Records contained in a dataset
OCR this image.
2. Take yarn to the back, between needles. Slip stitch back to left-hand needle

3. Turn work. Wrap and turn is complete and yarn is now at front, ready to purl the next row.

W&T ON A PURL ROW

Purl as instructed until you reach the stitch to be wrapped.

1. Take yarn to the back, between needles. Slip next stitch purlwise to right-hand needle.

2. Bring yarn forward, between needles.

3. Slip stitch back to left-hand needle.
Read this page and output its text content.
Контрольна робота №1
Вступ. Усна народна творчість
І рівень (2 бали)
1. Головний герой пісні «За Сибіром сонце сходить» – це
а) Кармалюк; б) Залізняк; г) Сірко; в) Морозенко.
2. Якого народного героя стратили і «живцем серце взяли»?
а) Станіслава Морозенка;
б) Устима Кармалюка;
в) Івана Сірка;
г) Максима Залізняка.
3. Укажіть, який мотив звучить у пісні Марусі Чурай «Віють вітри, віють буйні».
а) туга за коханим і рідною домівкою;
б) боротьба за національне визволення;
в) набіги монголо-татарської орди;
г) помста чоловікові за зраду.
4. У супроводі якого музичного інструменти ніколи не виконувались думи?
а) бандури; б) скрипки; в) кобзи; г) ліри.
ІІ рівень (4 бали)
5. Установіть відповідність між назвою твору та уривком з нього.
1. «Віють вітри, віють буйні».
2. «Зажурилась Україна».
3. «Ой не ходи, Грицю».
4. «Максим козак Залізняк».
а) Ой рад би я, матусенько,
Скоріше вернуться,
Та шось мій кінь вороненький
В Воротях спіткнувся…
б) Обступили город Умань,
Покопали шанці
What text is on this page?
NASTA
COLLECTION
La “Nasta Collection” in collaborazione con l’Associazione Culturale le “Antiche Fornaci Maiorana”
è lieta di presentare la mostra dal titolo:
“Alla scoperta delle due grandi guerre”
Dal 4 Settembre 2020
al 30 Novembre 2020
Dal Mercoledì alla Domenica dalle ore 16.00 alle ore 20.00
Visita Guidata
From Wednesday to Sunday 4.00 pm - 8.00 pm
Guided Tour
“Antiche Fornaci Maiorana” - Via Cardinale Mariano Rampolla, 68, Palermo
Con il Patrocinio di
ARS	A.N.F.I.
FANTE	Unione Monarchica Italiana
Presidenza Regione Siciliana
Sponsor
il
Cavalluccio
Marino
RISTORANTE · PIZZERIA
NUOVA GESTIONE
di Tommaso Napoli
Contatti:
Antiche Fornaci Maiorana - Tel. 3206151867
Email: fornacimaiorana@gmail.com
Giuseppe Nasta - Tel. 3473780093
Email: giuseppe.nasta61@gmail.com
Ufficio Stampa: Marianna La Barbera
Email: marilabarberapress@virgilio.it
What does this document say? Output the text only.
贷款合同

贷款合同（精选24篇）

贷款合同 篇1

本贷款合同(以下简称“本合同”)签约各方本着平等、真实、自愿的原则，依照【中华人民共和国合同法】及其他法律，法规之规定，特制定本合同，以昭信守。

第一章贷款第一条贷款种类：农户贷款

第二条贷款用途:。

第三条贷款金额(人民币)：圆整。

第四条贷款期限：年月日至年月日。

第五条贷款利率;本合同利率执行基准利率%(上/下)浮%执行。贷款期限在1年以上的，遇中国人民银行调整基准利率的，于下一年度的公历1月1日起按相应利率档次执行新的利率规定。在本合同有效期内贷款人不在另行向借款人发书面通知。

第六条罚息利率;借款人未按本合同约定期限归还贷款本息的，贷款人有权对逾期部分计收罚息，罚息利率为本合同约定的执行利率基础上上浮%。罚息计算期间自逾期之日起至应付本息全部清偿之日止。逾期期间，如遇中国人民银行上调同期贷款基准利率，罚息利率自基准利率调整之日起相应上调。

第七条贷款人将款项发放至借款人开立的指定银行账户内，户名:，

• [Goal of the exercise]: Only the number is wanted: how many lines in the data include the word "Take"?

• [Task answer]: 2